**Given instruction**. Return the listing below verbatim. Pictures do not belong in the copy.

--- Begin Input for this task ---

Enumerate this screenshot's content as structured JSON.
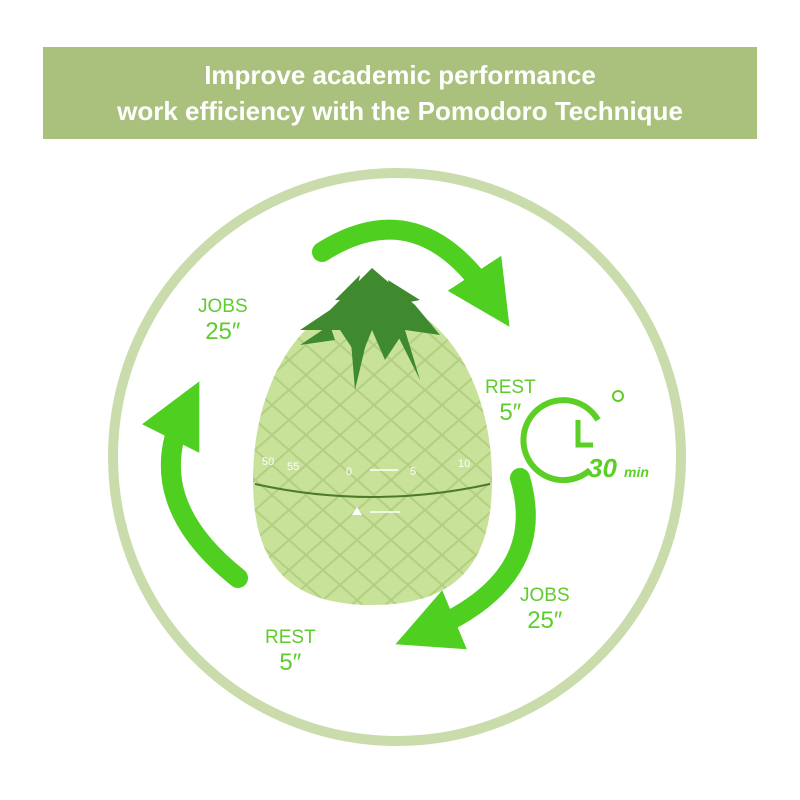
{
  "banner": {
    "line1": "Improve academic performance",
    "line2": "work efficiency with the Pomodoro Technique"
  },
  "labels": [
    {
      "word": "JOBS",
      "value": "25″"
    },
    {
      "word": "REST",
      "value": "5″"
    },
    {
      "word": "JOBS",
      "value": "25″"
    },
    {
      "word": "REST",
      "value": "5″"
    }
  ],
  "clock_badge": {
    "number": "30",
    "unit": "min",
    "icon": "clock-icon"
  },
  "dial": {
    "ticks": [
      "50",
      "55",
      "0",
      "5",
      "10"
    ]
  },
  "colors": {
    "banner": "#a9c17c",
    "arrow": "#4fcf1f",
    "ring": "#cbdcac",
    "body": "#c8e29a",
    "leaves": "#3f8a2e"
  }
}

--- End Input for this task ---

**Output below**.
Enumerate this screenshot's content as structured JSON.
{
  "banner": {
    "line1": "Improve academic performance",
    "line2": "work efficiency with the Pomodoro Technique"
  },
  "labels": [
    {
      "word": "JOBS",
      "value": "25″"
    },
    {
      "word": "REST",
      "value": "5″"
    },
    {
      "word": "JOBS",
      "value": "25″"
    },
    {
      "word": "REST",
      "value": "5″"
    }
  ],
  "clock_badge": {
    "number": "30",
    "unit": "min",
    "icon": "clock-icon"
  },
  "dial": {
    "ticks": [
      "50",
      "55",
      "0",
      "5",
      "10"
    ]
  },
  "colors": {
    "banner": "#a9c17c",
    "arrow": "#4fcf1f",
    "ring": "#cbdcac",
    "body": "#c8e29a",
    "leaves": "#3f8a2e"
  }
}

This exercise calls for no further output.